+++ Data

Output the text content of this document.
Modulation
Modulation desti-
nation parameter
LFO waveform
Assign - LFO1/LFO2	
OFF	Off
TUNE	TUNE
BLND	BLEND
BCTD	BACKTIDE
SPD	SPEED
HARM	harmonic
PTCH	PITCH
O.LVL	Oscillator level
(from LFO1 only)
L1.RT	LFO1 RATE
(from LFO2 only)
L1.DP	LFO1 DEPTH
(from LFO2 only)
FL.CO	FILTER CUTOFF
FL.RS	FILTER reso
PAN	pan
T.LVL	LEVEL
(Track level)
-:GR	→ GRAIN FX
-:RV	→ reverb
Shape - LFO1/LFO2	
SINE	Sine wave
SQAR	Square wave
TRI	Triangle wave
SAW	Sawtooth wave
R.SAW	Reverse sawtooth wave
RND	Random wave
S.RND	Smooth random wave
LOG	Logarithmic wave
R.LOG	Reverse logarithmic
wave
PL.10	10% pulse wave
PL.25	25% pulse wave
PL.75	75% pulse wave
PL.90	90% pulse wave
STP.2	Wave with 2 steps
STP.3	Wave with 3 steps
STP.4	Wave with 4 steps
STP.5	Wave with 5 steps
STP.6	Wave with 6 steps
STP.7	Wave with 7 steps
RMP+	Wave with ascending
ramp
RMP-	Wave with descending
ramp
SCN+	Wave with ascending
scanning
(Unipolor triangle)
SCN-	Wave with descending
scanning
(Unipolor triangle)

++++++

Written problem:
Show all lines in the entries above where the string "Reverse" appears.

Finished task:
R.SAW	Reverse sawtooth wave
R.LOG	Reverse logarithmic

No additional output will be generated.